## start Text shown

So I hired an agency.

They sounded confident.

They spoke the language.

They talked about authority, content, technical fixes, long term strategy.

They warned me not to expect quick results.

Three to six months was normal, they said.

Sometimes longer.

I didn’t argue.

I didn’t know enough to argue.

They were the experts.

So I paid them every month and waited.

The reports came in.

Lots of charts.

Lots of arrows pointing upwards.

Everything was always moving in the right direction, apparently.

Trust the process.

But the phone didn’t ring any more than it had before.

That was the first crack.

After a while, I started asking questions.

Simple ones.

What exactly are you building for me?

Where do these links live?

What do I still have if I stop paying?

That’s when it became uncomfortable?

Nothing was really mine.

The links were rented.

The content lived on sites I didn’t control.

If I cancelled, it all disappeared.

I wasn’t paying to build anything.

I was paying to borrow momentum.

That didn’t sit right.

So I stopped the agency and decided to look at the problem properly.

Not from an SEO point of view, but from a common sense one.

What does Google actually want to see when it ranks local businesses.

Not what agencies say it wants.

What it clearly rewards.

So I did the most basic thing possible.

I searched.

I typed services and locations into Google and looked at who actually showed up.

Not theory.

Not best practice.

Reality.

And a pattern started to emerge.

The businesses ranking well locally weren’t always the biggest or the flashiest.

Some of their websites were fairly average.

But they all had one thing in common.

They were clearly relevant.

They were clearly local.

And there were signals around them that reinforced that fact.

This is the part most people miss.

Google doesn’t just rank websites.

It ranks entities.

Real businesses, tied to real locations, providing real services.

By 2026, that’s more true than ever.

Google wants to see that a business exists, operates locally, is talked about locally, and is connected to its area in a way that makes sense.

It wants consistency, clarity, and relevance far more than clever tricks.

And one of the strongest ways it understands that is through locally relevant backlinks.

Not random links from generic blogs.

Not high authority sites that have nothing to do with your area.

Links from websites that clearly relate to the same location and service.

That’s when things clicked.

I realised that most SEO was slow because it wasn’t speaking Google’s language clearly enough.

It was hoping that lots of weak signals would eventually add up.

I decided to test something different.

I bought a domain and built a simple one page website.

It was properly optimised for a local search term.

Clear content.

Clear location.

Clear service.

Nothing spammy.

Nothing clever.

I waited for Google to index it.

That usually took a few days.

Once it was indexed, I placed a branded link from that site to a main website.

Not a keyword stuffed anchor.

Just the business name.

The kind of link that makes sense in the real world.

Then I did nothing else.

I expected to wait months.

That’s what I’d been trained to expect.

I didn’t.

## end Text shown
## start Material shown

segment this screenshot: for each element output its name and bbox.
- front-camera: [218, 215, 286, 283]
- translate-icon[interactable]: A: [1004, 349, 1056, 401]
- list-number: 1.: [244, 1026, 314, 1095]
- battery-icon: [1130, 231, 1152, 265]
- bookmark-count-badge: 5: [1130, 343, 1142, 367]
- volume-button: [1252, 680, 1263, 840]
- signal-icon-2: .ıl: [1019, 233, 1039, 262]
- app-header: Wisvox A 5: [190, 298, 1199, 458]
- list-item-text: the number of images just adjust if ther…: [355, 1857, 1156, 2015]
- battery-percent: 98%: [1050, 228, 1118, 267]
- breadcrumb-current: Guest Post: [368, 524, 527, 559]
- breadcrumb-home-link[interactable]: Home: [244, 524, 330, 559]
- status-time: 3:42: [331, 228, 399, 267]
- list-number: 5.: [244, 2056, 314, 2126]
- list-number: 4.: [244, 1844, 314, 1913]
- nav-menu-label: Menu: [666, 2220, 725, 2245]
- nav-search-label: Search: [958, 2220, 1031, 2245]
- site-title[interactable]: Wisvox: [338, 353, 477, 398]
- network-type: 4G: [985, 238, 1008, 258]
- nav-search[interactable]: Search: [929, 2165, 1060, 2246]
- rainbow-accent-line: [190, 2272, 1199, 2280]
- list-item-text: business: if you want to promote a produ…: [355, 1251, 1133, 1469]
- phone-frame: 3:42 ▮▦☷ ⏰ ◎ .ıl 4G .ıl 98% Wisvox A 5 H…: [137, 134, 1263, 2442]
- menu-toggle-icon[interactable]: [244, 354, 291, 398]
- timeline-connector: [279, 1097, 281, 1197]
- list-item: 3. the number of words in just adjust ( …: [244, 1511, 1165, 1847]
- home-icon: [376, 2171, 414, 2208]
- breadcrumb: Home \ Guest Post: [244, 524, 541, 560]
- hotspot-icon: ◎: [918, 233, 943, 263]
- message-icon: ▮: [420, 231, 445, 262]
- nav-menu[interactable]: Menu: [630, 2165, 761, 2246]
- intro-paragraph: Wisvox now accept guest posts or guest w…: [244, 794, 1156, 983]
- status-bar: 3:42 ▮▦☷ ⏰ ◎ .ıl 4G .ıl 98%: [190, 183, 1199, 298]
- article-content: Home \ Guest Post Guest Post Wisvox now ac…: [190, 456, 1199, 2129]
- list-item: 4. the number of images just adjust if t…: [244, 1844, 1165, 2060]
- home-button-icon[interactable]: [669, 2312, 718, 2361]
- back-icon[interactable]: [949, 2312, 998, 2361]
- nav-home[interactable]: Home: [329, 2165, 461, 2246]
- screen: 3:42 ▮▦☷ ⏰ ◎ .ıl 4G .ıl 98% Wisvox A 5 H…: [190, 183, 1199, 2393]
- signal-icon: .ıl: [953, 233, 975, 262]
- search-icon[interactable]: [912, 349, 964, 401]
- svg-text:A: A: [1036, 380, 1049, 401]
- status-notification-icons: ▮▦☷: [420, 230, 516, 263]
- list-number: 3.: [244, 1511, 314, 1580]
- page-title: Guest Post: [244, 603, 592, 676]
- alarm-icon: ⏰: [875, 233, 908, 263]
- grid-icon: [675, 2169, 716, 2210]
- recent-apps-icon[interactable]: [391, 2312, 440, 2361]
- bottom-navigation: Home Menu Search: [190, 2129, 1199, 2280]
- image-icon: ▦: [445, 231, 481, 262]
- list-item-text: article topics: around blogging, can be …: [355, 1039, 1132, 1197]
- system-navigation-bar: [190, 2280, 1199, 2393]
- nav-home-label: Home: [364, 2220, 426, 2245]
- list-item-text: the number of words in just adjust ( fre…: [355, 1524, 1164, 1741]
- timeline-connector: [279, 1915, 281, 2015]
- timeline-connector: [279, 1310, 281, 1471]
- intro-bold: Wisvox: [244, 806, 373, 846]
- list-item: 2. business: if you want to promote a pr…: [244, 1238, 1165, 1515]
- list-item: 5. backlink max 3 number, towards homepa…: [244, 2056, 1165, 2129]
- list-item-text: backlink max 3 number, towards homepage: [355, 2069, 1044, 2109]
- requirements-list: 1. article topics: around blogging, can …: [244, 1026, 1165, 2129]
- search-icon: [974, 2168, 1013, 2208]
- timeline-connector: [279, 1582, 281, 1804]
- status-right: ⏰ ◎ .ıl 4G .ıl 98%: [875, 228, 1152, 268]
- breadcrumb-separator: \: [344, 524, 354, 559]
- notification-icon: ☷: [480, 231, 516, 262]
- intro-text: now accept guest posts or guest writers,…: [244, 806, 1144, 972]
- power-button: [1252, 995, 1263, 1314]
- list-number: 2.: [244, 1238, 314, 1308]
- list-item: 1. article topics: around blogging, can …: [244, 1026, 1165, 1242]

## end Material shown

▶ What you are asked to do:
Carry the first-person account of local search rankings forward from its final sentence. The rows aren't needed.

▶ Exercise response:
Rankings moved far quicker than they were supposed to.

That was when I stopped believing the idea that SEO had to be slow.

What Google responded to wasn’t volume. It was relevance.

From there, everything changed.

I stopped thinking about SEO as something you rent and started thinking about it as something you build.

Websites.

Domains.

Assets that exist independently and reinforce a business’s place in its local market.

That idea eventually became Locally Relevant.

But the real proof came from a test we ran for a local electrician.

This electrician already had a website.

It was indexed.

It was reasonably well optimised.

There was nothing obviously wrong with it.

We didn’t touch it.

No on page changes.

No technical fixes.

No new content.

Nothing.

All we did was build one locally relevant, one page website targeting a specific local search term.

We got it indexed.

Then we placed a branded, locally relevant backlink to the electrician’s main website.

We tracked the results carefully.

The initial test window was just 24 hours apart.

Within that window, rankings moved.

Not random fluctuation.

Real movement.

High intent local keywords moved up.

One term jumped from position six to position three.

Others shifted higher on page one.

Overall visibility improved.

That alone told us the link had been recognised and weighted.

But something else happened that mattered even more.

That one page website didn’t just exist to link out.

It started ranking on its own.

And it started generating leads.

Real enquiries.

Phone calls.

Form submissions.

On top of the electrician’s usual enquiries, that single supporting site began pulling in an extra ten to twenty leads a month.

No ads.

No ongoing content.

Just a clean, locally relevant website doing what Google wants websites to do.

That was the moment everything came together.

This wasn’t just a ranking tactic.

It was a way to own more of the local search landscape.

Instead of relying on one website and one position, the business now had multiple entry points.

Multiple chances to be found.

Multiple signals reinforcing the same message to Google.

This is exactly what Google wants to see in 2026.

It wants to see that a business is genuinely embedded in its local area.

That it shows up consistently.

That there are multiple, natural signals confirming its relevance.

Locally relevant backlinks are one of the strongest ways to provide that confirmation.

That’s why we changed how we offer the service.

For every locally relevant link placement we do, we build the supporting website as part of the service.

Completely free.

Not an upsell.

Not rented.

We register the domain.

We build the site.

We host it for the first month.

We get it indexed properly.

Once that’s done, we place the branded link.

The client owns it.

Always.

If they stop working with us, they keep the site.

No tricks.

No lock ins.

Once people understand that, everything changes.

Instead of asking whether SEO might work eventually, they ask how many locally relevant signals they should build.

One supporting site can move rankings.

Three bring consistency.

Six start to push competitors down.

Twelve can dominate a local search space.

Not because of manipulation.

Because of clarity.

Google isn’t being fooled.

It’s being helped.

We’re honest about timelines too.

These sites need to be indexed first, which usually takes a few days.

Once the link is placed, results typically start to show within seven to fourteen days.

Sometimes sooner.

Sometimes a bit slower.

But measured in weeks, not three to six months.

At this point in my life, I don’t care about hype.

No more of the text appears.